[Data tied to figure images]
····················

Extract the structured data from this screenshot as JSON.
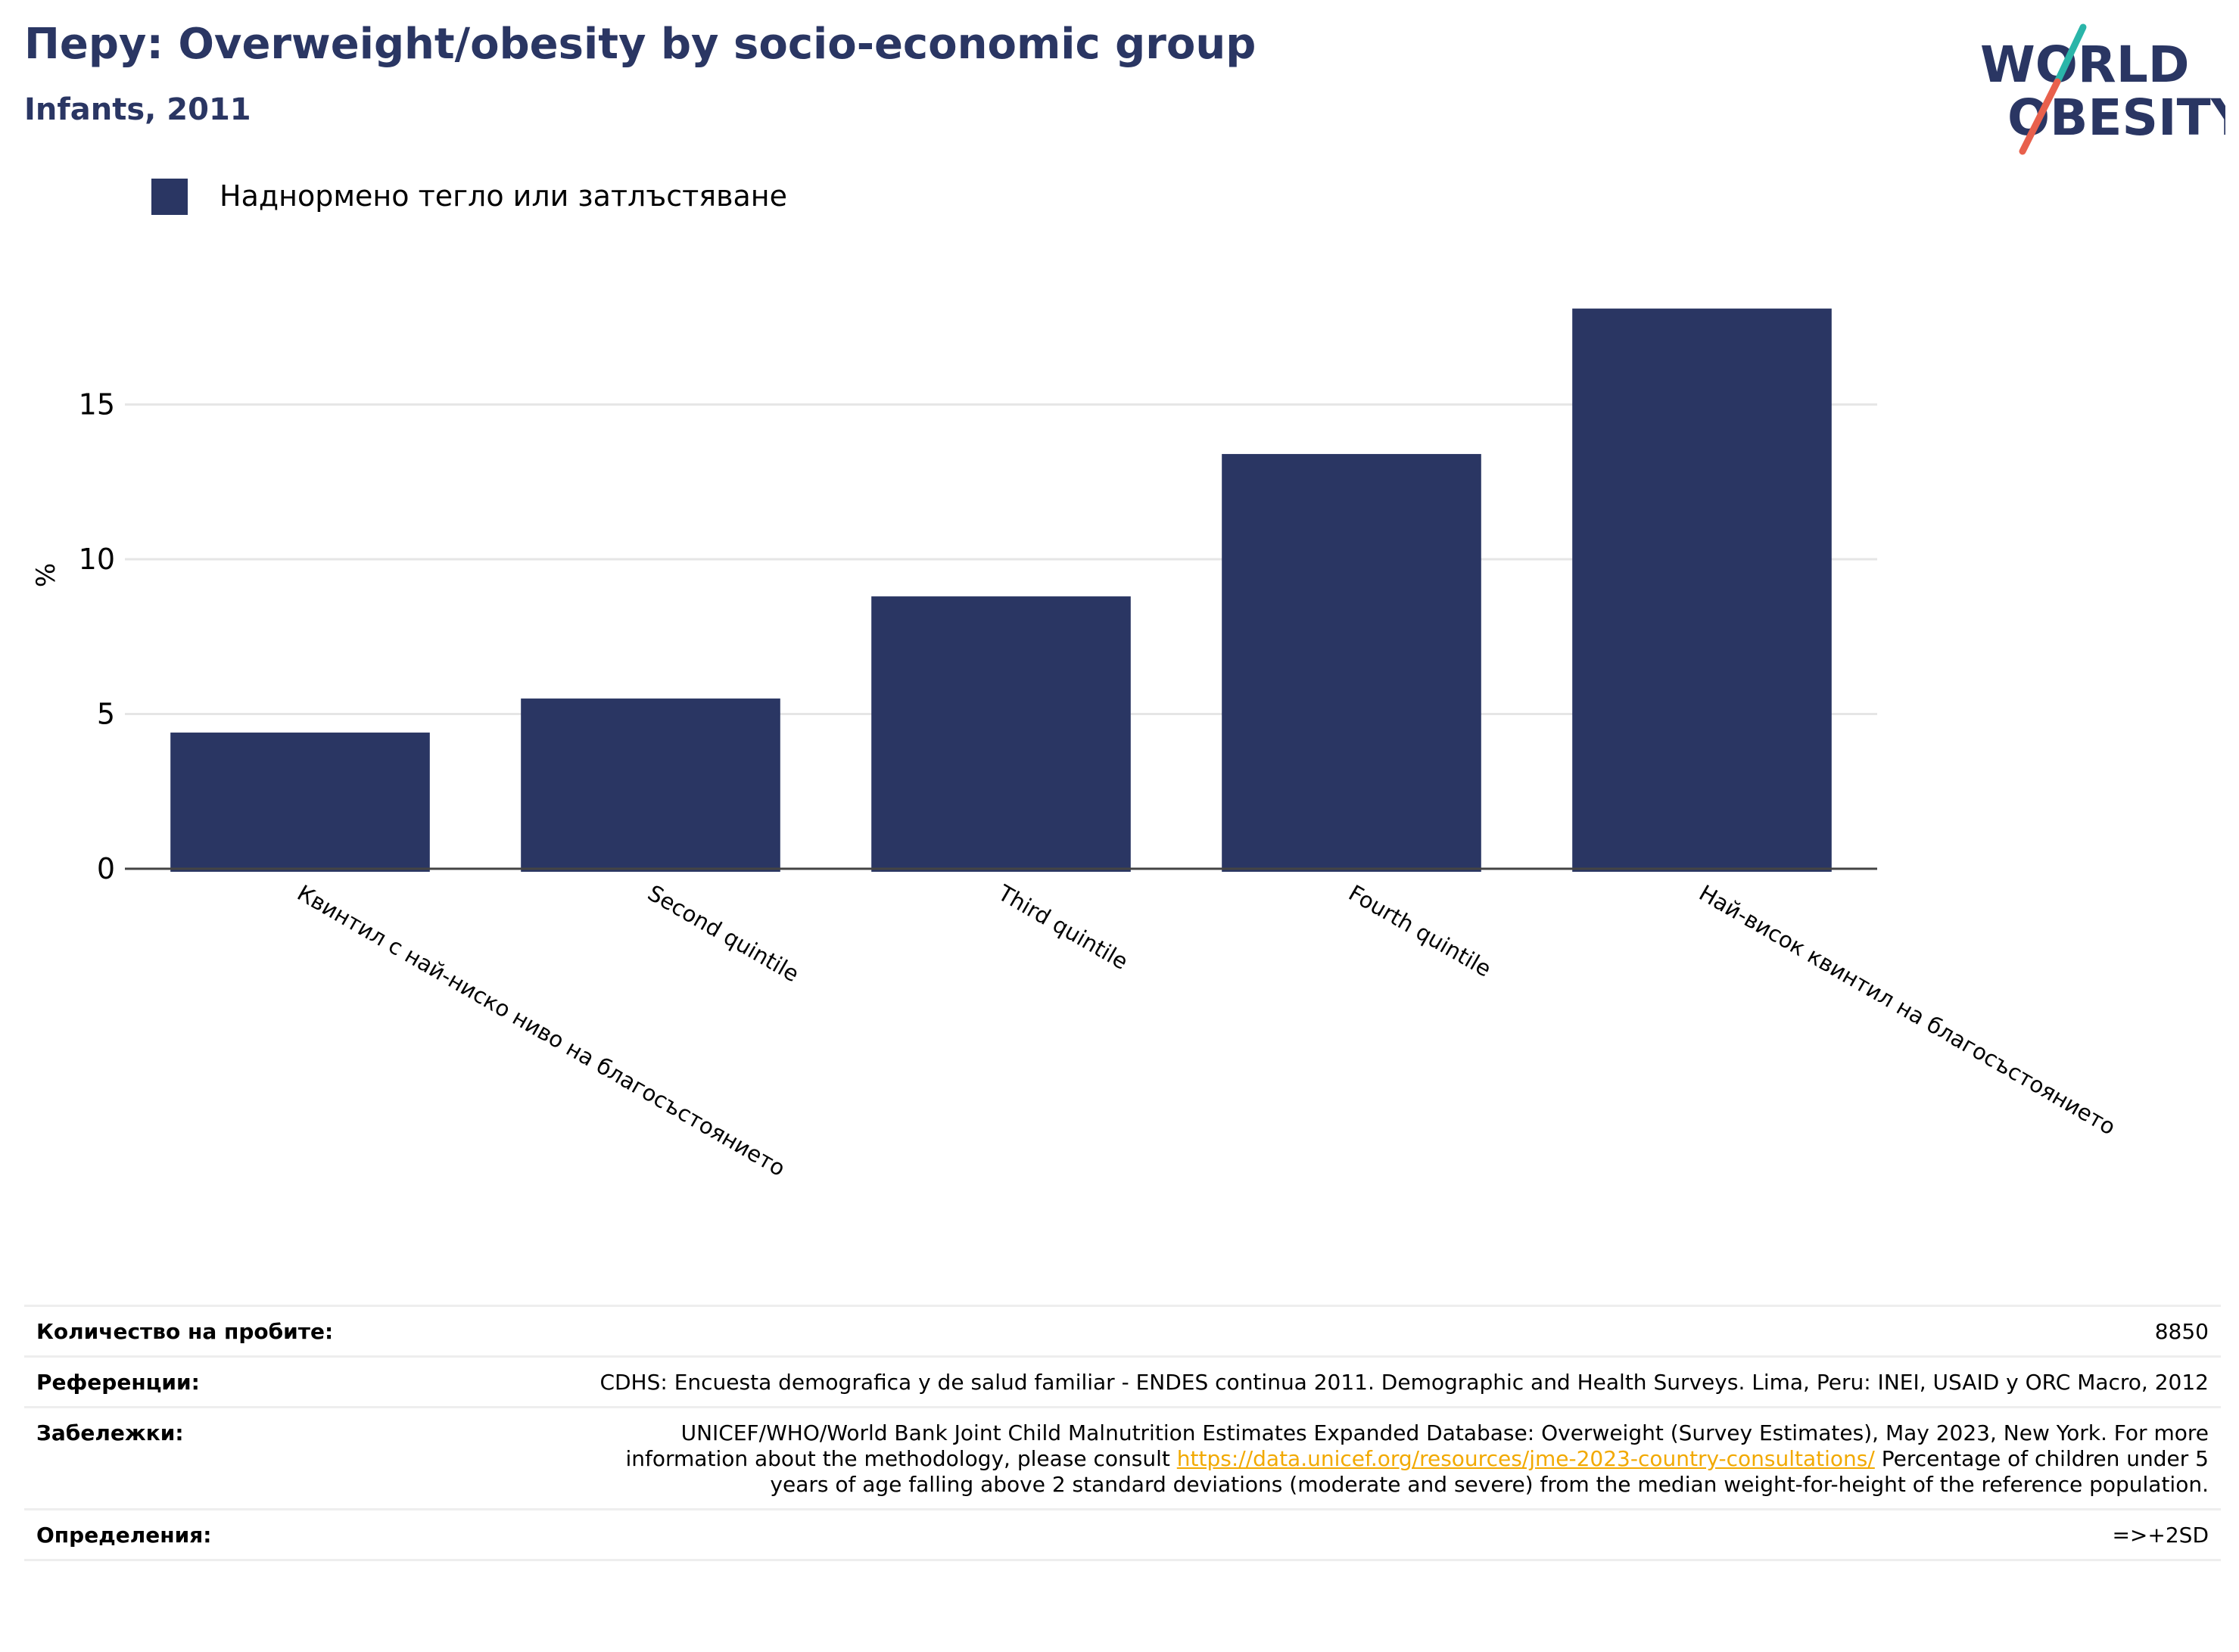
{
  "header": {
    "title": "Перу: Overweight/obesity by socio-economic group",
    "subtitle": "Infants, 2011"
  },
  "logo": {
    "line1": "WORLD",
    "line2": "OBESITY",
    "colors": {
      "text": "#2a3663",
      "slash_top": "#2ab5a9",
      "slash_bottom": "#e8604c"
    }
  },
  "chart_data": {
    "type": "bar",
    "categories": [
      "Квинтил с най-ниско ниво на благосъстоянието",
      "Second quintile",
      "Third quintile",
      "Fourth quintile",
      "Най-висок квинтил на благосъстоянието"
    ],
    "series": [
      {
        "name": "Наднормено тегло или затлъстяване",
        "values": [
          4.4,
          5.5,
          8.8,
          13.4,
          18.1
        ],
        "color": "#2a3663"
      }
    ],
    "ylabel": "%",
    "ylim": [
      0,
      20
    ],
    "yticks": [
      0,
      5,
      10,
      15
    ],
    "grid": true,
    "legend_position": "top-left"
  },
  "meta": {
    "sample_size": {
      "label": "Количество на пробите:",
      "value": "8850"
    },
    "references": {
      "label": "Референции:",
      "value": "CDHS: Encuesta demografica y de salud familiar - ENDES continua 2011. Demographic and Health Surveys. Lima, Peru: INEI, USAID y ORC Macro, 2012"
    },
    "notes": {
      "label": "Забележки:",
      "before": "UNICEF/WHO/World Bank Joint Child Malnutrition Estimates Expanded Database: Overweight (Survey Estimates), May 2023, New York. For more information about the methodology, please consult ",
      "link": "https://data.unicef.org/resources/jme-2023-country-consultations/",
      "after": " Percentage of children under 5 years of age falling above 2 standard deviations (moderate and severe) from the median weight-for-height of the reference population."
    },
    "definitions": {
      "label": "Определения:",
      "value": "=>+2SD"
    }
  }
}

····················

Your task
Leave the pictures out and reproduce all of the records exactly.

Task answer
Extract the structured data from this screenshot as JSON.
{
  "header": {
    "title": "Перу: Overweight/obesity by socio-economic group",
    "subtitle": "Infants, 2011"
  },
  "logo": {
    "line1": "WORLD",
    "line2": "OBESITY",
    "colors": {
      "text": "#2a3663",
      "slash_top": "#2ab5a9",
      "slash_bottom": "#e8604c"
    }
  },
  "chart_data": {
    "type": "bar",
    "categories": [
      "Квинтил с най-ниско ниво на благосъстоянието",
      "Second quintile",
      "Third quintile",
      "Fourth quintile",
      "Най-висок квинтил на благосъстоянието"
    ],
    "series": [
      {
        "name": "Наднормено тегло или затлъстяване",
        "values": [
          4.4,
          5.5,
          8.8,
          13.4,
          18.1
        ],
        "color": "#2a3663"
      }
    ],
    "ylabel": "%",
    "ylim": [
      0,
      20
    ],
    "yticks": [
      0,
      5,
      10,
      15
    ],
    "grid": true,
    "legend_position": "top-left"
  },
  "meta": {
    "sample_size": {
      "label": "Количество на пробите:",
      "value": "8850"
    },
    "references": {
      "label": "Референции:",
      "value": "CDHS: Encuesta demografica y de salud familiar - ENDES continua 2011. Demographic and Health Surveys. Lima, Peru: INEI, USAID y ORC Macro, 2012"
    },
    "notes": {
      "label": "Забележки:",
      "before": "UNICEF/WHO/World Bank Joint Child Malnutrition Estimates Expanded Database: Overweight (Survey Estimates), May 2023, New York. For more information about the methodology, please consult ",
      "link": "https://data.unicef.org/resources/jme-2023-country-consultations/",
      "after": " Percentage of children under 5 years of age falling above 2 standard deviations (moderate and severe) from the median weight-for-height of the reference population."
    },
    "definitions": {
      "label": "Определения:",
      "value": "=>+2SD"
    }
  }
}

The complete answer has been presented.